[Dataset rows]
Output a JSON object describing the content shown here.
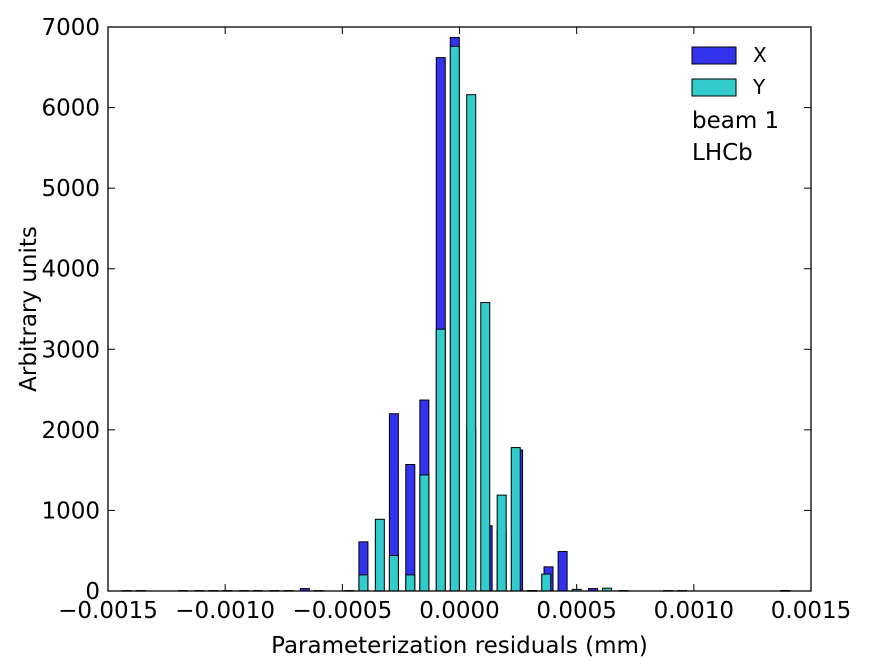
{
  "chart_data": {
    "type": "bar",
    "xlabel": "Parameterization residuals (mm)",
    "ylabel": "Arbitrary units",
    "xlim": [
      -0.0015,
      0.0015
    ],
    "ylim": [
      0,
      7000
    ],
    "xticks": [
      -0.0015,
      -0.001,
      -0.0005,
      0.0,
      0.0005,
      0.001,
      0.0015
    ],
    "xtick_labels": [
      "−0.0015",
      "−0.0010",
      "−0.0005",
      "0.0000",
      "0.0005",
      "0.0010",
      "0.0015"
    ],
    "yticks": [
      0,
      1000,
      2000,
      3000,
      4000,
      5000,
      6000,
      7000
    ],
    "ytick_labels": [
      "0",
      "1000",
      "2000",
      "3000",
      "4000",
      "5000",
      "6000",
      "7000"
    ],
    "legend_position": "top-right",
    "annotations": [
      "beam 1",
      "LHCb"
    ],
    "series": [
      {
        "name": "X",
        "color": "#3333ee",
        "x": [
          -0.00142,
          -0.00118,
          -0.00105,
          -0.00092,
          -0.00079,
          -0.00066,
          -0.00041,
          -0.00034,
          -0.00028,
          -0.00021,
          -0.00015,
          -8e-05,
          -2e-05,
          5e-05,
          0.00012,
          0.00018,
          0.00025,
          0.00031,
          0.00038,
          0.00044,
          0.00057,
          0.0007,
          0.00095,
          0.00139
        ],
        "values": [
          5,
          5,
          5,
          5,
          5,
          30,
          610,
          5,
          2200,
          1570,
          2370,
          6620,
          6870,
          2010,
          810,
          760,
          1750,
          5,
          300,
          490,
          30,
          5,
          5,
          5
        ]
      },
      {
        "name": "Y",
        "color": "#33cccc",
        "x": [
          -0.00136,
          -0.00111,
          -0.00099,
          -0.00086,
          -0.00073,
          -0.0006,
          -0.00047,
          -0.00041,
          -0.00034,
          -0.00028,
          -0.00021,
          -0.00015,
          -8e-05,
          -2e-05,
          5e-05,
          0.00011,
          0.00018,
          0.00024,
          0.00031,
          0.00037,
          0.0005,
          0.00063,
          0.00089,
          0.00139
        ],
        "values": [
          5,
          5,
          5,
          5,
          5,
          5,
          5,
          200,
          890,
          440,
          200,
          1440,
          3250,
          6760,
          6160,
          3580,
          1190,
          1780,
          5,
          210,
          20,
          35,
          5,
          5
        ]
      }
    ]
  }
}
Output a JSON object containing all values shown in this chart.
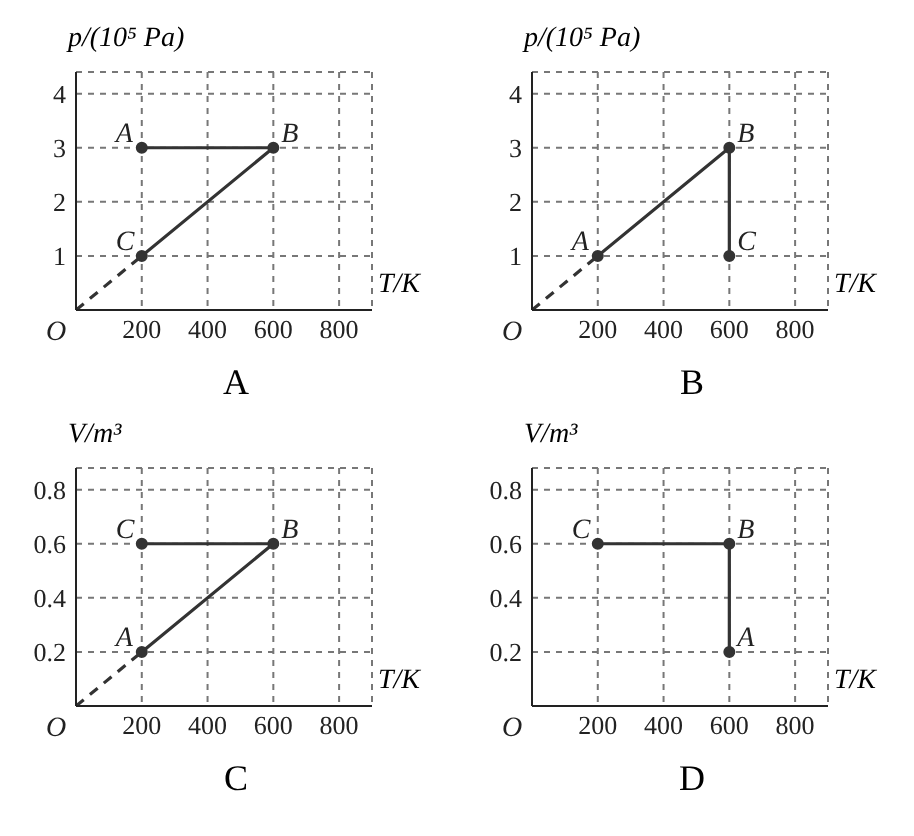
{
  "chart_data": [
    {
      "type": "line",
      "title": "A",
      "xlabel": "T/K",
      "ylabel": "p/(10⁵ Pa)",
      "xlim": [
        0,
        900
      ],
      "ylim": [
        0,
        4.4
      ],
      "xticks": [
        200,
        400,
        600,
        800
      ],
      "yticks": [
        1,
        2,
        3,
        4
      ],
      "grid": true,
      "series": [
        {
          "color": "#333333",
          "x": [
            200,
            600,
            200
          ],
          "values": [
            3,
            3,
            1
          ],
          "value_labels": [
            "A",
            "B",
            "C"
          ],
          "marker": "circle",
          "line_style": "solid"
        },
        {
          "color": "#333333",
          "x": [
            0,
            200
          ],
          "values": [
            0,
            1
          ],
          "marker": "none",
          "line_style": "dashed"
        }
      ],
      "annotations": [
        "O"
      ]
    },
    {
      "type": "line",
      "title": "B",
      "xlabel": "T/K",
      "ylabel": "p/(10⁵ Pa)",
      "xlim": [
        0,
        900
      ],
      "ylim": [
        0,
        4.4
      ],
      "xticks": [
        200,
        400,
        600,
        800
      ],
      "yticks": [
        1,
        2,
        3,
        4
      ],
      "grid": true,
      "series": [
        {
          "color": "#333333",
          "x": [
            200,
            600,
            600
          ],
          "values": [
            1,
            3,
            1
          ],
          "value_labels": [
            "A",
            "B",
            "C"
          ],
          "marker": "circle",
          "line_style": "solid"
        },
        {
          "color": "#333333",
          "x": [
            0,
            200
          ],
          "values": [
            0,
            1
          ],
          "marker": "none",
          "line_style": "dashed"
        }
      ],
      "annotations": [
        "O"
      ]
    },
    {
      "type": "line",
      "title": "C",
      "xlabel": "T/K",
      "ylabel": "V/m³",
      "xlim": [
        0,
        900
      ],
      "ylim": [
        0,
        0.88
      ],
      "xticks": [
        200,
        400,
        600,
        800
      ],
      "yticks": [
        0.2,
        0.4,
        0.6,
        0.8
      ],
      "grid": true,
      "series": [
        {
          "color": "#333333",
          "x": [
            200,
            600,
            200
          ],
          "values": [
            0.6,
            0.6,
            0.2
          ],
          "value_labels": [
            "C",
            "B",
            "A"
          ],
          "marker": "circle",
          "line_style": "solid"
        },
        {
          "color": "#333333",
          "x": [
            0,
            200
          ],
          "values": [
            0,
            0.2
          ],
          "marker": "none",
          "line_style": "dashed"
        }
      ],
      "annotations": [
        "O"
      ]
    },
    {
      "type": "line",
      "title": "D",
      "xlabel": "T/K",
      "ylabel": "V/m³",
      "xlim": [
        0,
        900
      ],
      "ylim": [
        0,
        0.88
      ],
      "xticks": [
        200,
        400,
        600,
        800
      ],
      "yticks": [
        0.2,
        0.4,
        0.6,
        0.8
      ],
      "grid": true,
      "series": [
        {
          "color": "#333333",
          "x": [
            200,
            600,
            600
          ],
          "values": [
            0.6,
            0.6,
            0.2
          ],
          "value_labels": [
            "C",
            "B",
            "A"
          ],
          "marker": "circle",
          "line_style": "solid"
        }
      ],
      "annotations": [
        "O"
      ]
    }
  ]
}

__Work to be completed__
Report only how many lines of the listing hold the word "JSON".

__Solved exercise__
2